[Chart and figure data]
# # # # #

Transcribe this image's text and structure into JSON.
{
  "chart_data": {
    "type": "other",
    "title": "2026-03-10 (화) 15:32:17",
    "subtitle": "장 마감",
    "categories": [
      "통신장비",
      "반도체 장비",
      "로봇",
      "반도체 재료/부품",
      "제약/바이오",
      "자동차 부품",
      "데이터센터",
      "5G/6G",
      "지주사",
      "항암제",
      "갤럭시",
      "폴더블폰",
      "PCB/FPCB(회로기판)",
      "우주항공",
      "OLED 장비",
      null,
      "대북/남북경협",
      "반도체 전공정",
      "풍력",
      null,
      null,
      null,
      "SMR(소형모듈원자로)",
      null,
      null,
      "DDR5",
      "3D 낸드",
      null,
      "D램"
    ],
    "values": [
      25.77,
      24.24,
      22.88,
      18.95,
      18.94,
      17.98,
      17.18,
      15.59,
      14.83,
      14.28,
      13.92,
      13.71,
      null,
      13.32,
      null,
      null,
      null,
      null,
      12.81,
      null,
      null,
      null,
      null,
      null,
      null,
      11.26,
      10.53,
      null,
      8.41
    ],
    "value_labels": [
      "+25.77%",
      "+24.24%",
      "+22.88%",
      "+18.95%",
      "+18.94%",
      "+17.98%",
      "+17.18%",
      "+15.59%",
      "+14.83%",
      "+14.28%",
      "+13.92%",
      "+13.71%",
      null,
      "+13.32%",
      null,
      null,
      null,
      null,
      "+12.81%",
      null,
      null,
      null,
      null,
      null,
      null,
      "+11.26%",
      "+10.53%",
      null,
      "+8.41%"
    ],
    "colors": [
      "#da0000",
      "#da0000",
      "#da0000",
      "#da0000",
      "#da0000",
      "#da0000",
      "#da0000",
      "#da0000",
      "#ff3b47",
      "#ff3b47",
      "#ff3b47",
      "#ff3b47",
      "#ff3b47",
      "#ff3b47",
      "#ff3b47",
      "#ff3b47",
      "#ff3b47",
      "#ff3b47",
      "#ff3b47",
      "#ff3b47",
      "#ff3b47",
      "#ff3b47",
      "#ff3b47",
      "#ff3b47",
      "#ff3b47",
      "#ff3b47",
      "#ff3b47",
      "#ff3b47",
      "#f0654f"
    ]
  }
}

# # # # #

What is being asked
Extract all lines as given.

Full answer
Transcribe this image's text and structure into JSON.
{
  "chart_data": {
    "type": "other",
    "title": "2026-03-10 (화) 15:32:17",
    "subtitle": "장 마감",
    "categories": [
      "통신장비",
      "반도체 장비",
      "로봇",
      "반도체 재료/부품",
      "제약/바이오",
      "자동차 부품",
      "데이터센터",
      "5G/6G",
      "지주사",
      "항암제",
      "갤럭시",
      "폴더블폰",
      "PCB/FPCB(회로기판)",
      "우주항공",
      "OLED 장비",
      null,
      "대북/남북경협",
      "반도체 전공정",
      "풍력",
      null,
      null,
      null,
      "SMR(소형모듈원자로)",
      null,
      null,
      "DDR5",
      "3D 낸드",
      null,
      "D램"
    ],
    "values": [
      25.77,
      24.24,
      22.88,
      18.95,
      18.94,
      17.98,
      17.18,
      15.59,
      14.83,
      14.28,
      13.92,
      13.71,
      null,
      13.32,
      null,
      null,
      null,
      null,
      12.81,
      null,
      null,
      null,
      null,
      null,
      null,
      11.26,
      10.53,
      null,
      8.41
    ],
    "value_labels": [
      "+25.77%",
      "+24.24%",
      "+22.88%",
      "+18.95%",
      "+18.94%",
      "+17.98%",
      "+17.18%",
      "+15.59%",
      "+14.83%",
      "+14.28%",
      "+13.92%",
      "+13.71%",
      null,
      "+13.32%",
      null,
      null,
      null,
      null,
      "+12.81%",
      null,
      null,
      null,
      null,
      null,
      null,
      "+11.26%",
      "+10.53%",
      null,
      "+8.41%"
    ],
    "colors": [
      "#da0000",
      "#da0000",
      "#da0000",
      "#da0000",
      "#da0000",
      "#da0000",
      "#da0000",
      "#da0000",
      "#ff3b47",
      "#ff3b47",
      "#ff3b47",
      "#ff3b47",
      "#ff3b47",
      "#ff3b47",
      "#ff3b47",
      "#ff3b47",
      "#ff3b47",
      "#ff3b47",
      "#ff3b47",
      "#ff3b47",
      "#ff3b47",
      "#ff3b47",
      "#ff3b47",
      "#ff3b47",
      "#ff3b47",
      "#ff3b47",
      "#ff3b47",
      "#ff3b47",
      "#f0654f"
    ]
  }
}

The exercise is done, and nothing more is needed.